Stored records
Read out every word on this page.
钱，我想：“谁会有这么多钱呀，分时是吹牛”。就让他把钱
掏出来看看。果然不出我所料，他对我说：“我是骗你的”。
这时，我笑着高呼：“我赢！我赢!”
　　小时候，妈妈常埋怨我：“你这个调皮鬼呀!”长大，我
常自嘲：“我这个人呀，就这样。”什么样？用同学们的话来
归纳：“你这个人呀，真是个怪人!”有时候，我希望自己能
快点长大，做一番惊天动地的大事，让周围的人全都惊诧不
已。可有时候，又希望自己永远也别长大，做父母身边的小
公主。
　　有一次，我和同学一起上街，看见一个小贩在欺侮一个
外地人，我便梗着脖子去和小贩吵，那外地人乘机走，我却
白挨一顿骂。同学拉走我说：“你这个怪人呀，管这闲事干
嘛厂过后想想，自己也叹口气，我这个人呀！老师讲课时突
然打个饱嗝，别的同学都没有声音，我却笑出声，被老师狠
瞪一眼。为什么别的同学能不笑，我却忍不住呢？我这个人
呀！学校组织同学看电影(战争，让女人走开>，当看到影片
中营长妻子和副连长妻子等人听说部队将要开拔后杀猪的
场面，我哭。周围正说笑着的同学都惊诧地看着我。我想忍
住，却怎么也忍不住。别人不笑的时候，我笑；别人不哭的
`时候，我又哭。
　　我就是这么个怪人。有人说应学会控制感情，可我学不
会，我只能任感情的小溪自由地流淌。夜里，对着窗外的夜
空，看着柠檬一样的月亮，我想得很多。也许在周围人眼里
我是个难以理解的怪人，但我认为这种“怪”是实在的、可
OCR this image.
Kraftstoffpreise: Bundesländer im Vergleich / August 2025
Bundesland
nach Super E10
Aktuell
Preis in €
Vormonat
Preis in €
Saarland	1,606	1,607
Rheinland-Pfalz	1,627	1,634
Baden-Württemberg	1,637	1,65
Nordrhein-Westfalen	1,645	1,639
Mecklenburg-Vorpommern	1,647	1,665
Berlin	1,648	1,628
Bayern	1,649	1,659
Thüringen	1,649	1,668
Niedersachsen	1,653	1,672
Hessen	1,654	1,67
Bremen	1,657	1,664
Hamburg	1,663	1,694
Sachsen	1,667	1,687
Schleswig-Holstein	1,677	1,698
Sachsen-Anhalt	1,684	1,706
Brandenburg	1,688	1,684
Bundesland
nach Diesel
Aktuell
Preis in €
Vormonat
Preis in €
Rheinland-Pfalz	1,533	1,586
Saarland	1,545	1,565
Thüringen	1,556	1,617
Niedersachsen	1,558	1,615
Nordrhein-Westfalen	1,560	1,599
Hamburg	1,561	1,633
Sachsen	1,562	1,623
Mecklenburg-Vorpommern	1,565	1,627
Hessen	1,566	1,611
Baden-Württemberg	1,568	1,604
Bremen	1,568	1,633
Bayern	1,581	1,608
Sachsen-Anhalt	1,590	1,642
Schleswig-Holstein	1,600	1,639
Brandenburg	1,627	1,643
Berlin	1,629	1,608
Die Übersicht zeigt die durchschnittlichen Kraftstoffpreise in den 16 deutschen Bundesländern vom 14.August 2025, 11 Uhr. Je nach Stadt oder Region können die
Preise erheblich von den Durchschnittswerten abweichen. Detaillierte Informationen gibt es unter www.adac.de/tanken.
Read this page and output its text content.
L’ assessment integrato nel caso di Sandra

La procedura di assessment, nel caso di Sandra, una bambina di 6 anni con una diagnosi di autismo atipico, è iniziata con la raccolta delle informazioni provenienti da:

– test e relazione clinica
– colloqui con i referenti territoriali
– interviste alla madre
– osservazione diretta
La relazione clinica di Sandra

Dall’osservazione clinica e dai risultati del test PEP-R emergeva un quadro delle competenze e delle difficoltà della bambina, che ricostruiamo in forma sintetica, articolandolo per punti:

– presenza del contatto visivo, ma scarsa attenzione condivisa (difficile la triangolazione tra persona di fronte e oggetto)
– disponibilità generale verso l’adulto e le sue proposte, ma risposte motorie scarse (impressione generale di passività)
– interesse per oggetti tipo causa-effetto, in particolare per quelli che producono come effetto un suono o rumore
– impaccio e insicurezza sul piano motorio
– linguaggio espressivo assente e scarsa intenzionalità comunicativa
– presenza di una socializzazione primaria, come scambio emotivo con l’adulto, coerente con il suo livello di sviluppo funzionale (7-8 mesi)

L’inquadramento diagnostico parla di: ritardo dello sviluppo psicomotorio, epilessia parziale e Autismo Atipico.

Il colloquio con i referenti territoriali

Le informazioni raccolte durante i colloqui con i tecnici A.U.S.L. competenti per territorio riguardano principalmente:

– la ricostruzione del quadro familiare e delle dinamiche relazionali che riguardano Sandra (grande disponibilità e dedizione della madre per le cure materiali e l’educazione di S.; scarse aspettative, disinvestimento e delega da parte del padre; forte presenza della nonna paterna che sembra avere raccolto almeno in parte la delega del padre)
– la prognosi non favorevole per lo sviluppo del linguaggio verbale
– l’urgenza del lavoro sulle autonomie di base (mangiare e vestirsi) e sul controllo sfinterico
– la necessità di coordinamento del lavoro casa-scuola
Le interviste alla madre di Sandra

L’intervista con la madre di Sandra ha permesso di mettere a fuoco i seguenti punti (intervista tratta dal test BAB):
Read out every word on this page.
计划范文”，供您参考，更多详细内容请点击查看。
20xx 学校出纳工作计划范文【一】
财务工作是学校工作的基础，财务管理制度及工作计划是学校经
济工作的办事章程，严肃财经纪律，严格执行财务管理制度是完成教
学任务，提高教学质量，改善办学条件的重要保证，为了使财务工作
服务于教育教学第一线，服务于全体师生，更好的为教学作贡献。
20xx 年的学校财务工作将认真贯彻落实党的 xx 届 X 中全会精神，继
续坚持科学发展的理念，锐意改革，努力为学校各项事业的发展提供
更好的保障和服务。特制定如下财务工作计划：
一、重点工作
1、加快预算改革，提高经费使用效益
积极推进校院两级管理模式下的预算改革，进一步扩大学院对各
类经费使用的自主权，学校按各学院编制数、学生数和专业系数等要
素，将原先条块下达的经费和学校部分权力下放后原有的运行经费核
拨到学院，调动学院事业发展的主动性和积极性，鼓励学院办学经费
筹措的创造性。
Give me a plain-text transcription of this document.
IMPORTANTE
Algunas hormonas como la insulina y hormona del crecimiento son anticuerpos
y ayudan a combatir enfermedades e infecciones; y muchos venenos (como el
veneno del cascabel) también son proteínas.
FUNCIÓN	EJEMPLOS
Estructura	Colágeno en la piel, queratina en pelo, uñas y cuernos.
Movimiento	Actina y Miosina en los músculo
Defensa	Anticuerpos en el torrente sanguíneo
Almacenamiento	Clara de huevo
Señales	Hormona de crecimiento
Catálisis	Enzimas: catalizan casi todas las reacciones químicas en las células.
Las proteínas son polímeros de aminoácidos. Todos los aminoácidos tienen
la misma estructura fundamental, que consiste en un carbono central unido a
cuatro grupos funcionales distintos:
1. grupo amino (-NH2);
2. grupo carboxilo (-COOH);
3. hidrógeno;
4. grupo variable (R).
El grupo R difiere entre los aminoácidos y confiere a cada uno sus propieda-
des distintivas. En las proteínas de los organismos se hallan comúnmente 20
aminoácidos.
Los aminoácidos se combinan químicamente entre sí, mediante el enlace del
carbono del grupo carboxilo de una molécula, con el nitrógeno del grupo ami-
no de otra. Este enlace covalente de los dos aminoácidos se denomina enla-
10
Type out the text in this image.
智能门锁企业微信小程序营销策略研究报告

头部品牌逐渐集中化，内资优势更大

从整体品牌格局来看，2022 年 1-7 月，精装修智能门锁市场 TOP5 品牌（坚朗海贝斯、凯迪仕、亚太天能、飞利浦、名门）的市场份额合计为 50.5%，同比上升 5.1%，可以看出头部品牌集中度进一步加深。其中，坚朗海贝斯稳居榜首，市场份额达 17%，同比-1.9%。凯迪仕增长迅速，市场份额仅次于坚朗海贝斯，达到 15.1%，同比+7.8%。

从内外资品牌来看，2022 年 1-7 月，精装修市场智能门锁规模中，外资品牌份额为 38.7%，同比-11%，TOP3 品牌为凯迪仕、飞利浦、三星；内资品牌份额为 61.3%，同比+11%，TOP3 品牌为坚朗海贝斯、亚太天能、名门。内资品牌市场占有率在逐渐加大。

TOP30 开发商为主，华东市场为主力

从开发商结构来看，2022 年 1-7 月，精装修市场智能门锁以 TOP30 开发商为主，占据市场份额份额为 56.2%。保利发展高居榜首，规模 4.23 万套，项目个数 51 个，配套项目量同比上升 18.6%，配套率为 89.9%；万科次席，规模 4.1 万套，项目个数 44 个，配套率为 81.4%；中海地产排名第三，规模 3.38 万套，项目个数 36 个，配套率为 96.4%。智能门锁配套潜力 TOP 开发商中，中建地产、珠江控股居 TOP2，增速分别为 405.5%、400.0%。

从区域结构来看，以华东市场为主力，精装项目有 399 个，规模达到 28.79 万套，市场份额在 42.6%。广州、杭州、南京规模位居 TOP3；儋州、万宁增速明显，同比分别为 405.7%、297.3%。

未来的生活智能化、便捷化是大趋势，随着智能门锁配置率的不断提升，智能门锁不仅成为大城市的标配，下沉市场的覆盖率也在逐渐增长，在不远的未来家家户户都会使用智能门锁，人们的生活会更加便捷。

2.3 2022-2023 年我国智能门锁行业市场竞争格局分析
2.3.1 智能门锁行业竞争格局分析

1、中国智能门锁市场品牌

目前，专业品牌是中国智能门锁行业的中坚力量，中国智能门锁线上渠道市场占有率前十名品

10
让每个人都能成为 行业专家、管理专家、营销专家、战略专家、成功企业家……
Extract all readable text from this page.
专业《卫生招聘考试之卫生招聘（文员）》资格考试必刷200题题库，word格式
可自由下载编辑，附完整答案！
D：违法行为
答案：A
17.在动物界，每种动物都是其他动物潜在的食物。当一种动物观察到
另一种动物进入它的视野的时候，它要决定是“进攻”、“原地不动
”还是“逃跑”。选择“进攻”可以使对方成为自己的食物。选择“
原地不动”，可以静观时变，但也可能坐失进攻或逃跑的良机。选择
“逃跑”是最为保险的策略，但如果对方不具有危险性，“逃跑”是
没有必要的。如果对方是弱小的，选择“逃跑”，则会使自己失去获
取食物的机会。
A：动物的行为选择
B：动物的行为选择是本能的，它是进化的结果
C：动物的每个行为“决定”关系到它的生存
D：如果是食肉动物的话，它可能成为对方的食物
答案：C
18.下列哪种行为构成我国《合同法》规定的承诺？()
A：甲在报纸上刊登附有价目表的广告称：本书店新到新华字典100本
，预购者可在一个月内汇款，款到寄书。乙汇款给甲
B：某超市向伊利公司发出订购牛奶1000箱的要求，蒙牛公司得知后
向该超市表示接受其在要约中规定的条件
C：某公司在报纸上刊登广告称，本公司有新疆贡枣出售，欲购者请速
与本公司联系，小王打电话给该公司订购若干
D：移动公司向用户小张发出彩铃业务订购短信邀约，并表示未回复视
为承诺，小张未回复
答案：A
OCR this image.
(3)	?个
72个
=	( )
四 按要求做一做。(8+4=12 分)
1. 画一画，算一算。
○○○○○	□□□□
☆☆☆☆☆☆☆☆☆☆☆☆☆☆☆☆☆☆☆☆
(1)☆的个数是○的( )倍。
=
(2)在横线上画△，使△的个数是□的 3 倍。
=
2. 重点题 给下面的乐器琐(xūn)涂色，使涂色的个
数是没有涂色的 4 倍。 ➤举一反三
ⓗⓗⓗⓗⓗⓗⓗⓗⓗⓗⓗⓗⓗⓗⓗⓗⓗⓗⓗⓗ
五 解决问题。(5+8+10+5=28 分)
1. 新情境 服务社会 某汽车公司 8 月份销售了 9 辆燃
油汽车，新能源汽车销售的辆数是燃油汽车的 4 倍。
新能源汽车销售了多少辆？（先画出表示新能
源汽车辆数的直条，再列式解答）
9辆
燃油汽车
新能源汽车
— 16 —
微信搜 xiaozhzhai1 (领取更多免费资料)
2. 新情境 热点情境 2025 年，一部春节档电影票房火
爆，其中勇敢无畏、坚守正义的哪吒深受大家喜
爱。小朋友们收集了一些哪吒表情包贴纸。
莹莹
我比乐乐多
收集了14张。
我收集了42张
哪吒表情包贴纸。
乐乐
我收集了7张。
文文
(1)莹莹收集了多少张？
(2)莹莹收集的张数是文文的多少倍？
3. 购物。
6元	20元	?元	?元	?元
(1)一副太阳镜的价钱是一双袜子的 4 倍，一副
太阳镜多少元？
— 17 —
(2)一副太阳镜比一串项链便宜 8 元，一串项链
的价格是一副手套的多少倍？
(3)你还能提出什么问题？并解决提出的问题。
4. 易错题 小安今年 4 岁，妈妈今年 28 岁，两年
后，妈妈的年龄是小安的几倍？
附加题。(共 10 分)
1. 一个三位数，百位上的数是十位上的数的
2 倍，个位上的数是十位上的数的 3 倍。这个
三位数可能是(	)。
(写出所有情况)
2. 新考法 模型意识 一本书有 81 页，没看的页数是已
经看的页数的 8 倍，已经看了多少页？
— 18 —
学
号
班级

Problem to solve
Determine the number of lines in the entries above where the string "adulto" appears. Answer with the number alone.

Finished exercise
2